Task prompt
Your task is to repeat the listing exactly.

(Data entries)
···

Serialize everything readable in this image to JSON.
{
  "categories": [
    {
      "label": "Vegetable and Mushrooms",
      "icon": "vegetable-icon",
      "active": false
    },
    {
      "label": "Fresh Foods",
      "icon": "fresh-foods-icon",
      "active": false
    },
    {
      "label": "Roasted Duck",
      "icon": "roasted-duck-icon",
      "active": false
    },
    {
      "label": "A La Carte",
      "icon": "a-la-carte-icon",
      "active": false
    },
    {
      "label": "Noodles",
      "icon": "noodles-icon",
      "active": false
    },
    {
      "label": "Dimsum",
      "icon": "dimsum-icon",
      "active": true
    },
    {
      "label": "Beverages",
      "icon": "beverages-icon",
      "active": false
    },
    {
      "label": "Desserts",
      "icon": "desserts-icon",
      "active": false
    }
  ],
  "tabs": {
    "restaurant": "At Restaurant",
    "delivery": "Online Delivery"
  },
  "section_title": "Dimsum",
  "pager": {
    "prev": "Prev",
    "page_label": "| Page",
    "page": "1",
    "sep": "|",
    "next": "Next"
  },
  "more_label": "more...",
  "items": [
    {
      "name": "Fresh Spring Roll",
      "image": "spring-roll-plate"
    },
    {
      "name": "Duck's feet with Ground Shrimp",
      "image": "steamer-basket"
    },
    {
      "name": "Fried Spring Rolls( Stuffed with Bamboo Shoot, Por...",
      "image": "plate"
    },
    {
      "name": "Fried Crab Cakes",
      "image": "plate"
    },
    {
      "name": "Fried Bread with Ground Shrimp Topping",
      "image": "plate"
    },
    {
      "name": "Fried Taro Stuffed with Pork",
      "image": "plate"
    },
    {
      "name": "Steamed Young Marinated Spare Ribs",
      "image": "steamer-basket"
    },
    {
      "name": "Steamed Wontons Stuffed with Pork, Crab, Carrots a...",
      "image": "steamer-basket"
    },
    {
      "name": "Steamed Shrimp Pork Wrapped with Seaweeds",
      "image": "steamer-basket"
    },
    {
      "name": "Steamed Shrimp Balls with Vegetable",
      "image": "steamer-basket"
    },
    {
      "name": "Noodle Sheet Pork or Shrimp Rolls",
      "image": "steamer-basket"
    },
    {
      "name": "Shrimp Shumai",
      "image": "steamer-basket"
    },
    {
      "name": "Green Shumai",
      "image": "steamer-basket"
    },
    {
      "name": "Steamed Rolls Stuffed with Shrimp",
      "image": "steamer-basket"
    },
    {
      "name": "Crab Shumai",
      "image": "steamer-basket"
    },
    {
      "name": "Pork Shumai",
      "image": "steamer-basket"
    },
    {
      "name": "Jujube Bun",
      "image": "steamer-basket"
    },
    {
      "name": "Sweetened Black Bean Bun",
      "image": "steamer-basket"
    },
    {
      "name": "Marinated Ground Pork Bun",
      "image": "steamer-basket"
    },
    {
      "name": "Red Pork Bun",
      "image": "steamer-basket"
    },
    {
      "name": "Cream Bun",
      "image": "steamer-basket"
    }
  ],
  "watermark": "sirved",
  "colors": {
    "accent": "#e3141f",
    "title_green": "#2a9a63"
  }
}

···

Final result
Serialize everything readable in this image to JSON.
{
  "categories": [
    {
      "label": "Vegetable and Mushrooms",
      "icon": "vegetable-icon",
      "active": false
    },
    {
      "label": "Fresh Foods",
      "icon": "fresh-foods-icon",
      "active": false
    },
    {
      "label": "Roasted Duck",
      "icon": "roasted-duck-icon",
      "active": false
    },
    {
      "label": "A La Carte",
      "icon": "a-la-carte-icon",
      "active": false
    },
    {
      "label": "Noodles",
      "icon": "noodles-icon",
      "active": false
    },
    {
      "label": "Dimsum",
      "icon": "dimsum-icon",
      "active": true
    },
    {
      "label": "Beverages",
      "icon": "beverages-icon",
      "active": false
    },
    {
      "label": "Desserts",
      "icon": "desserts-icon",
      "active": false
    }
  ],
  "tabs": {
    "restaurant": "At Restaurant",
    "delivery": "Online Delivery"
  },
  "section_title": "Dimsum",
  "pager": {
    "prev": "Prev",
    "page_label": "| Page",
    "page": "1",
    "sep": "|",
    "next": "Next"
  },
  "more_label": "more...",
  "items": [
    {
      "name": "Fresh Spring Roll",
      "image": "spring-roll-plate"
    },
    {
      "name": "Duck's feet with Ground Shrimp",
      "image": "steamer-basket"
    },
    {
      "name": "Fried Spring Rolls( Stuffed with Bamboo Shoot, Por...",
      "image": "plate"
    },
    {
      "name": "Fried Crab Cakes",
      "image": "plate"
    },
    {
      "name": "Fried Bread with Ground Shrimp Topping",
      "image": "plate"
    },
    {
      "name": "Fried Taro Stuffed with Pork",
      "image": "plate"
    },
    {
      "name": "Steamed Young Marinated Spare Ribs",
      "image": "steamer-basket"
    },
    {
      "name": "Steamed Wontons Stuffed with Pork, Crab, Carrots a...",
      "image": "steamer-basket"
    },
    {
      "name": "Steamed Shrimp Pork Wrapped with Seaweeds",
      "image": "steamer-basket"
    },
    {
      "name": "Steamed Shrimp Balls with Vegetable",
      "image": "steamer-basket"
    },
    {
      "name": "Noodle Sheet Pork or Shrimp Rolls",
      "image": "steamer-basket"
    },
    {
      "name": "Shrimp Shumai",
      "image": "steamer-basket"
    },
    {
      "name": "Green Shumai",
      "image": "steamer-basket"
    },
    {
      "name": "Steamed Rolls Stuffed with Shrimp",
      "image": "steamer-basket"
    },
    {
      "name": "Crab Shumai",
      "image": "steamer-basket"
    },
    {
      "name": "Pork Shumai",
      "image": "steamer-basket"
    },
    {
      "name": "Jujube Bun",
      "image": "steamer-basket"
    },
    {
      "name": "Sweetened Black Bean Bun",
      "image": "steamer-basket"
    },
    {
      "name": "Marinated Ground Pork Bun",
      "image": "steamer-basket"
    },
    {
      "name": "Red Pork Bun",
      "image": "steamer-basket"
    },
    {
      "name": "Cream Bun",
      "image": "steamer-basket"
    }
  ],
  "watermark": "sirved",
  "colors": {
    "accent": "#e3141f",
    "title_green": "#2a9a63"
  }
}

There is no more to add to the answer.